Stated exercise
Using the listing below, extract each line that has the word "Humidity" in it.
─── Data for the task ───
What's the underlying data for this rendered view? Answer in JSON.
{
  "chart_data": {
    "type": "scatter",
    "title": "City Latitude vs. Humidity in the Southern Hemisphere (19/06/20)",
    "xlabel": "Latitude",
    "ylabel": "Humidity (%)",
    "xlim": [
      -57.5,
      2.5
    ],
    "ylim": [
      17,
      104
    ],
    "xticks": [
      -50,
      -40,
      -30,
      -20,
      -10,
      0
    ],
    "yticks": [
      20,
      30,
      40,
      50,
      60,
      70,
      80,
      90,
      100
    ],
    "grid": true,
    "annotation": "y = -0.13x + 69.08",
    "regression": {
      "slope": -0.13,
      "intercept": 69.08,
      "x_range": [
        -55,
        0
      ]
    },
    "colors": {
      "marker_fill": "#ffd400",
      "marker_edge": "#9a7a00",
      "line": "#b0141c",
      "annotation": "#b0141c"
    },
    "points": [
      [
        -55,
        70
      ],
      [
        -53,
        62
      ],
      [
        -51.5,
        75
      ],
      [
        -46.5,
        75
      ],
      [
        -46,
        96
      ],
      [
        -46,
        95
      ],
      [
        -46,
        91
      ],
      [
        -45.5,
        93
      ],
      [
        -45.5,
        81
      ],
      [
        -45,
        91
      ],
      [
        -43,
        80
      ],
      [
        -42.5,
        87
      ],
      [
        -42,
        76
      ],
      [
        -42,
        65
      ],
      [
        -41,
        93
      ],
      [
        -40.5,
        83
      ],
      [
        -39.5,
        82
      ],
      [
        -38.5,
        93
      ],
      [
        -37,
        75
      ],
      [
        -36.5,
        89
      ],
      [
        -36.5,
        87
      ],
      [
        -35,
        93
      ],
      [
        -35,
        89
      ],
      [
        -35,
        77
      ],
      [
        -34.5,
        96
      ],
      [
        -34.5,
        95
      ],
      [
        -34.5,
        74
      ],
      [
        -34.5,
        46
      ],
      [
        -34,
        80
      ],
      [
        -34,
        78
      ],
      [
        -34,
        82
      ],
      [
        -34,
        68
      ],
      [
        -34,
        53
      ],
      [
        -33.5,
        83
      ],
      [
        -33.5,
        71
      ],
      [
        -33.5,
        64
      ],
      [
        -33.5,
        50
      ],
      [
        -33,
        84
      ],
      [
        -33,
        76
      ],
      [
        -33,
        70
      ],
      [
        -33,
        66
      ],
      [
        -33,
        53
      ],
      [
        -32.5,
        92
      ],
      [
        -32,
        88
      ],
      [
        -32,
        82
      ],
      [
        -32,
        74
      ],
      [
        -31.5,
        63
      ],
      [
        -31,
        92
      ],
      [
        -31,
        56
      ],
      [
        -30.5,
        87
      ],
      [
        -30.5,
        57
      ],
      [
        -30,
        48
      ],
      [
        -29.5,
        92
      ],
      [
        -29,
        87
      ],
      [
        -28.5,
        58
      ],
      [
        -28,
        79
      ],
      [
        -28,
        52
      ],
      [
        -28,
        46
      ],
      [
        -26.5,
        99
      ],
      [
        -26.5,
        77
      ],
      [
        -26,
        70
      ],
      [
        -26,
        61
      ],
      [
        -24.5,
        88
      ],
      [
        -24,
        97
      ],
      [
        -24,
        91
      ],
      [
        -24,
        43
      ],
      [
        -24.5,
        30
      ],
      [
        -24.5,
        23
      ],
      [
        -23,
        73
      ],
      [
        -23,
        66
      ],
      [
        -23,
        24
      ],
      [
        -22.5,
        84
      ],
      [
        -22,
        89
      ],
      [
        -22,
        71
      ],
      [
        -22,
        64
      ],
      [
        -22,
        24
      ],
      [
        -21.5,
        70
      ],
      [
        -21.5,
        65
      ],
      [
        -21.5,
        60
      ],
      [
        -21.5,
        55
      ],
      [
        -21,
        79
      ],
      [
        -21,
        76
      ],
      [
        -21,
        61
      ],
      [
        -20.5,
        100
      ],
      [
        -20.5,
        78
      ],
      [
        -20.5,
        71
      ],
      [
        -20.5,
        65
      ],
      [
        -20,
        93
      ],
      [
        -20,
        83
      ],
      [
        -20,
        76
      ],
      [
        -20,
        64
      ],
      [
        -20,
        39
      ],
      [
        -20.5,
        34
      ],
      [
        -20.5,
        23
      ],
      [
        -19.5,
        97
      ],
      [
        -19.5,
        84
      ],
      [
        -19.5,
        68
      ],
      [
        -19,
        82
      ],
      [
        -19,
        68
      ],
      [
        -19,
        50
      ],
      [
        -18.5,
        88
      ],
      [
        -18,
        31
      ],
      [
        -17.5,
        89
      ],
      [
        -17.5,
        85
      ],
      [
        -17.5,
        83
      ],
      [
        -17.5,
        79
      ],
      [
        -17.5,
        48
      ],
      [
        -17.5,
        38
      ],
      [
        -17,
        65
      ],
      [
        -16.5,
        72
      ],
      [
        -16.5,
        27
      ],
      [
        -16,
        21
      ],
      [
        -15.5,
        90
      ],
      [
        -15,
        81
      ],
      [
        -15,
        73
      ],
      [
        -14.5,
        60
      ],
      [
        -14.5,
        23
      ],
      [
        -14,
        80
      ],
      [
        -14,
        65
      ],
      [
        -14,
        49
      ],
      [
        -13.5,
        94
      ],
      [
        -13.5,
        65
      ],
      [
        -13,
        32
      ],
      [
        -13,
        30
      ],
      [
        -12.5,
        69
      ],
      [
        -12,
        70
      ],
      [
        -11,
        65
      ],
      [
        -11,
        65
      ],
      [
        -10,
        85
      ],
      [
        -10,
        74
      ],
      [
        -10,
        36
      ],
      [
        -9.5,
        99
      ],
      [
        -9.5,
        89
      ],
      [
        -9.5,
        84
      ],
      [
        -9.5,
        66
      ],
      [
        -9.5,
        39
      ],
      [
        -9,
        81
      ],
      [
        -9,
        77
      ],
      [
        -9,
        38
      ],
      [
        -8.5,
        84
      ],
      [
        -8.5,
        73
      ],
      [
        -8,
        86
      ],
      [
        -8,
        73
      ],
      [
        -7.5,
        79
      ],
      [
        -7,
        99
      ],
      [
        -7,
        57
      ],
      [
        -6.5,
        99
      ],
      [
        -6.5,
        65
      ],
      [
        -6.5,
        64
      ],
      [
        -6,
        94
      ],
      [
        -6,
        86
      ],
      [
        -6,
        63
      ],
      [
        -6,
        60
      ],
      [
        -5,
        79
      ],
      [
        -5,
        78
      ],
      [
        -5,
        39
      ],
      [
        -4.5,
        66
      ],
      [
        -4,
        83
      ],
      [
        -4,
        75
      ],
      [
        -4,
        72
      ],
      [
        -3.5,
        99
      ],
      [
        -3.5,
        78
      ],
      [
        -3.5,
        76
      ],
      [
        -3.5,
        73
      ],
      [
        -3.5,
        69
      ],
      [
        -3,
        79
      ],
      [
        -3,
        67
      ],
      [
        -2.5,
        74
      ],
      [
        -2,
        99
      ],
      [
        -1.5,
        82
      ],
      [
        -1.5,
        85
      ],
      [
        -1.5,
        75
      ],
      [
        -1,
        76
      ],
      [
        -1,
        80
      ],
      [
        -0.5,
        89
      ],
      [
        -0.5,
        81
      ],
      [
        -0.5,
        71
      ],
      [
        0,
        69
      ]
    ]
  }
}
───
Written answer
    "title": "City Latitude vs. Humidity in the Southern Hemisphere (19/06/20)",
    "ylabel": "Humidity (%)",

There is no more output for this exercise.